* Work to be completed:
Restate the records below word for word, and omit the images they hold.
+ + + + + + +
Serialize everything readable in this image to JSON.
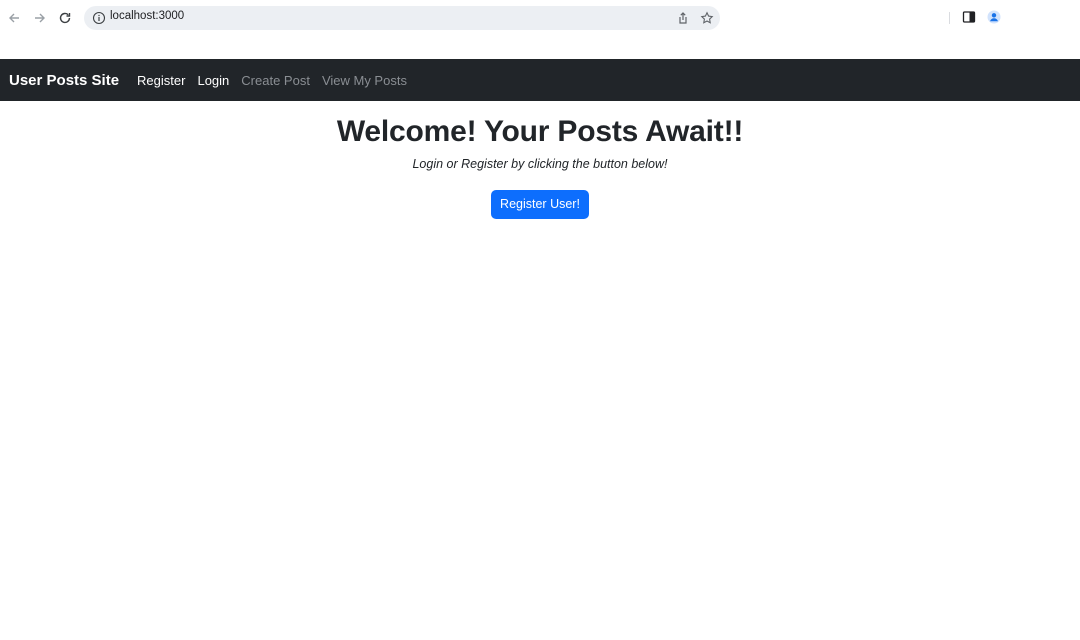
{
  "browser": {
    "url": "localhost:3000",
    "icons": {
      "back": "arrow-left-icon",
      "forward": "arrow-right-icon",
      "reload": "reload-icon",
      "info": "info-icon",
      "share": "share-icon",
      "bookmark": "star-icon",
      "sidebar": "side-panel-icon",
      "profile": "profile-icon"
    }
  },
  "navbar": {
    "brand": "User Posts Site",
    "links": [
      {
        "label": "Register",
        "state": "active"
      },
      {
        "label": "Login",
        "state": "active"
      },
      {
        "label": "Create Post",
        "state": "muted"
      },
      {
        "label": "View My Posts",
        "state": "muted"
      }
    ],
    "background": "#212529"
  },
  "main": {
    "heading": "Welcome! Your Posts Await!!",
    "subtitle": "Login or Register by clicking the button below!",
    "button_label": "Register User!",
    "button_color": "#0d6efd"
  }
}
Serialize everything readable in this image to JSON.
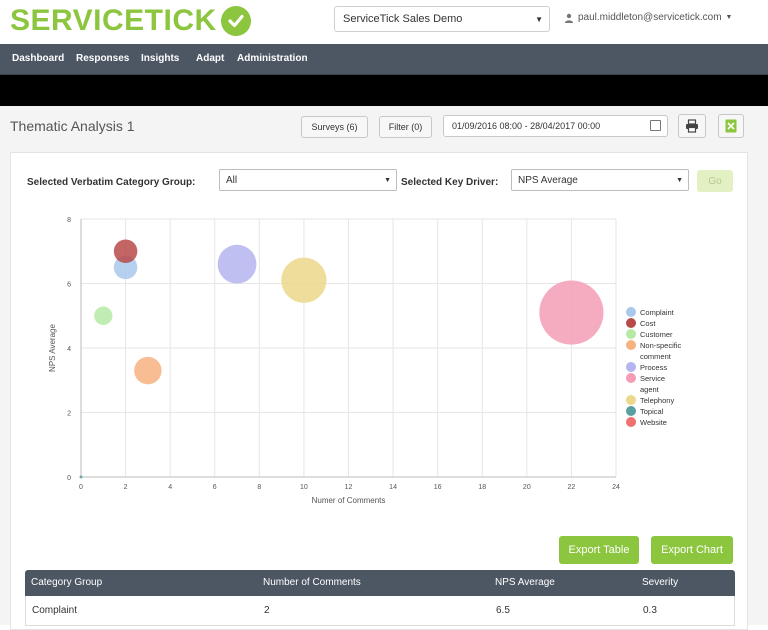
{
  "brand": {
    "logo_part1": "SERVICE",
    "logo_part2": "TICK",
    "color": "#8cc63f"
  },
  "header": {
    "demo_select": "ServiceTick Sales Demo",
    "user_email": "paul.middleton@servicetick.com"
  },
  "nav": {
    "items": [
      "Dashboard",
      "Responses",
      "Insights",
      "Adapt",
      "Administration"
    ]
  },
  "page": {
    "title": "Thematic Analysis 1",
    "surveys_button": "Surveys (6)",
    "filter_button": "Filter (0)",
    "date_range": "01/09/2016 08:00 - 28/04/2017 00:00"
  },
  "filters": {
    "category_group_label": "Selected Verbatim Category Group:",
    "category_group_value": "All",
    "key_driver_label": "Selected Key Driver:",
    "key_driver_value": "NPS Average",
    "go_button": "Go"
  },
  "chart_data": {
    "type": "scatter",
    "xlabel": "Numer of Comments",
    "ylabel": "NPS Average",
    "xlim": [
      0,
      24
    ],
    "ylim": [
      0,
      8
    ],
    "x_ticks": [
      0,
      2,
      4,
      6,
      8,
      10,
      12,
      14,
      16,
      18,
      20,
      22,
      24
    ],
    "y_ticks": [
      0,
      2,
      4,
      6,
      8
    ],
    "grid": true,
    "legend_position": "right",
    "series": [
      {
        "name": "Complaint",
        "color": "#a9c8ec",
        "points": [
          {
            "x": 2,
            "y": 6.5,
            "size": 2
          }
        ]
      },
      {
        "name": "Cost",
        "color": "#b84a4a",
        "points": [
          {
            "x": 2,
            "y": 7.0,
            "size": 2
          }
        ]
      },
      {
        "name": "Customer",
        "color": "#b6eaa4",
        "points": [
          {
            "x": 1,
            "y": 5.0,
            "size": 1
          }
        ]
      },
      {
        "name": "Non-specific comment",
        "color": "#f7b27f",
        "points": [
          {
            "x": 3,
            "y": 3.3,
            "size": 3
          }
        ]
      },
      {
        "name": "Process",
        "color": "#b4b4f0",
        "points": [
          {
            "x": 7,
            "y": 6.6,
            "size": 7
          }
        ]
      },
      {
        "name": "Service agent",
        "color": "#f49db5",
        "points": [
          {
            "x": 22,
            "y": 5.1,
            "size": 22
          }
        ]
      },
      {
        "name": "Telephony",
        "color": "#ecd88a",
        "points": [
          {
            "x": 10,
            "y": 6.1,
            "size": 10
          }
        ]
      },
      {
        "name": "Topical",
        "color": "#5aa0a0",
        "points": [
          {
            "x": 0,
            "y": 0,
            "size": 0
          }
        ]
      },
      {
        "name": "Website",
        "color": "#f07070",
        "points": []
      }
    ]
  },
  "actions": {
    "export_table": "Export Table",
    "export_chart": "Export Chart"
  },
  "table": {
    "headers": [
      "Category Group",
      "Number of Comments",
      "NPS Average",
      "Severity"
    ],
    "rows": [
      [
        "Complaint",
        "2",
        "6.5",
        "0.3"
      ]
    ]
  }
}
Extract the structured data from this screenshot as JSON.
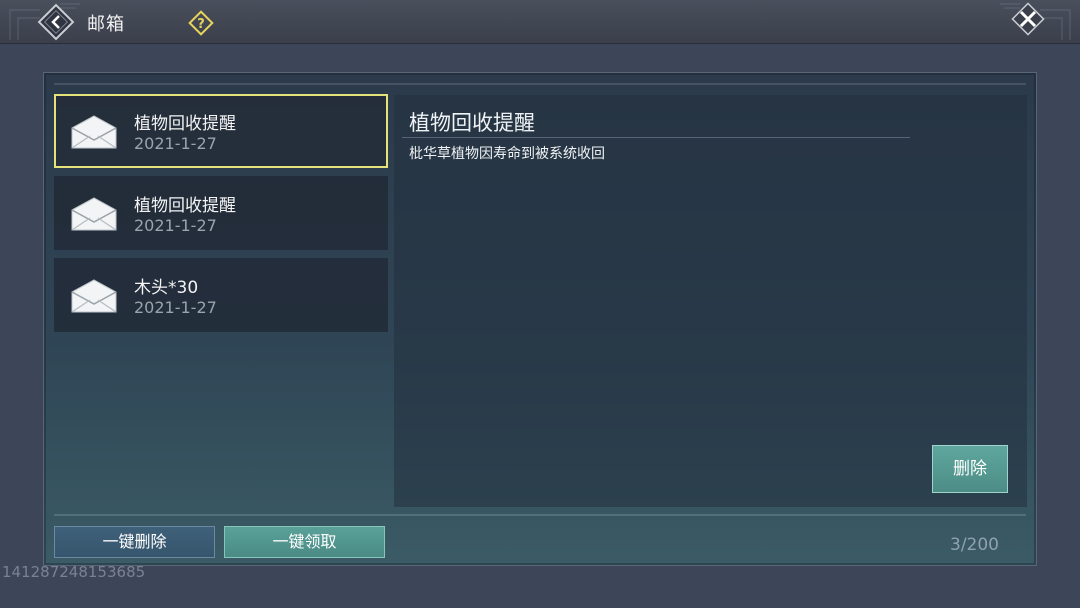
+ + + + + + +
* Task solution:
Serialize everything readable in this image to JSON.
{
  "browser": {
    "url": "localhost:3000",
    "icons": {
      "back": "arrow-left-icon",
      "forward": "arrow-right-icon",
      "reload": "reload-icon",
      "info": "info-icon",
      "share": "share-icon",
      "bookmark": "star-icon",
      "sidebar": "side-panel-icon",
      "profile": "profile-icon"
    }
  },
  "navbar": {
    "brand": "User Posts Site",
    "links": [
      {
        "label": "Register",
        "state": "active"
      },
      {
        "label": "Login",
        "state": "active"
      },
      {
        "label": "Create Post",
        "state": "muted"
      },
      {
        "label": "View My Posts",
        "state": "muted"
      }
    ],
    "background": "#212529"
  },
  "main": {
    "heading": "Welcome! Your Posts Await!!",
    "subtitle": "Login or Register by clicking the button below!",
    "button_label": "Register User!",
    "button_color": "#0d6efd"
  }
}
Serialize everything readable in this image to JSON.
{
  "brand": {
    "logo_part1": "SERVICE",
    "logo_part2": "TICK",
    "color": "#8cc63f"
  },
  "header": {
    "demo_select": "ServiceTick Sales Demo",
    "user_email": "paul.middleton@servicetick.com"
  },
  "nav": {
    "items": [
      "Dashboard",
      "Responses",
      "Insights",
      "Adapt",
      "Administration"
    ]
  },
  "page": {
    "title": "Thematic Analysis 1",
    "surveys_button": "Surveys (6)",
    "filter_button": "Filter (0)",
    "date_range": "01/09/2016 08:00 - 28/04/2017 00:00"
  },
  "filters": {
    "category_group_label": "Selected Verbatim Category Group:",
    "category_group_value": "All",
    "key_driver_label": "Selected Key Driver:",
    "key_driver_value": "NPS Average",
    "go_button": "Go"
  },
  "chart_data": {
    "type": "scatter",
    "xlabel": "Numer of Comments",
    "ylabel": "NPS Average",
    "xlim": [
      0,
      24
    ],
    "ylim": [
      0,
      8
    ],
    "x_ticks": [
      0,
      2,
      4,
      6,
      8,
      10,
      12,
      14,
      16,
      18,
      20,
      22,
      24
    ],
    "y_ticks": [
      0,
      2,
      4,
      6,
      8
    ],
    "grid": true,
    "legend_position": "right",
    "series": [
      {
        "name": "Complaint",
        "color": "#a9c8ec",
        "points": [
          {
            "x": 2,
            "y": 6.5,
            "size": 2
          }
        ]
      },
      {
        "name": "Cost",
        "color": "#b84a4a",
        "points": [
          {
            "x": 2,
            "y": 7.0,
            "size": 2
          }
        ]
      },
      {
        "name": "Customer",
        "color": "#b6eaa4",
        "points": [
          {
            "x": 1,
            "y": 5.0,
            "size": 1
          }
        ]
      },
      {
        "name": "Non-specific comment",
        "color": "#f7b27f",
        "points": [
          {
            "x": 3,
            "y": 3.3,
            "size": 3
          }
        ]
      },
      {
        "name": "Process",
        "color": "#b4b4f0",
        "points": [
          {
            "x": 7,
            "y": 6.6,
            "size": 7
          }
        ]
      },
      {
        "name": "Service agent",
        "color": "#f49db5",
        "points": [
          {
            "x": 22,
            "y": 5.1,
            "size": 22
          }
        ]
      },
      {
        "name": "Telephony",
        "color": "#ecd88a",
        "points": [
          {
            "x": 10,
            "y": 6.1,
            "size": 10
          }
        ]
      },
      {
        "name": "Topical",
        "color": "#5aa0a0",
        "points": [
          {
            "x": 0,
            "y": 0,
            "size": 0
          }
        ]
      },
      {
        "name": "Website",
        "color": "#f07070",
        "points": []
      }
    ]
  },
  "actions": {
    "export_table": "Export Table",
    "export_chart": "Export Chart"
  },
  "table": {
    "headers": [
      "Category Group",
      "Number of Comments",
      "NPS Average",
      "Severity"
    ],
    "rows": [
      [
        "Complaint",
        "2",
        "6.5",
        "0.3"
      ]
    ]
  }
}
Extract the structured data from this screenshot as JSON.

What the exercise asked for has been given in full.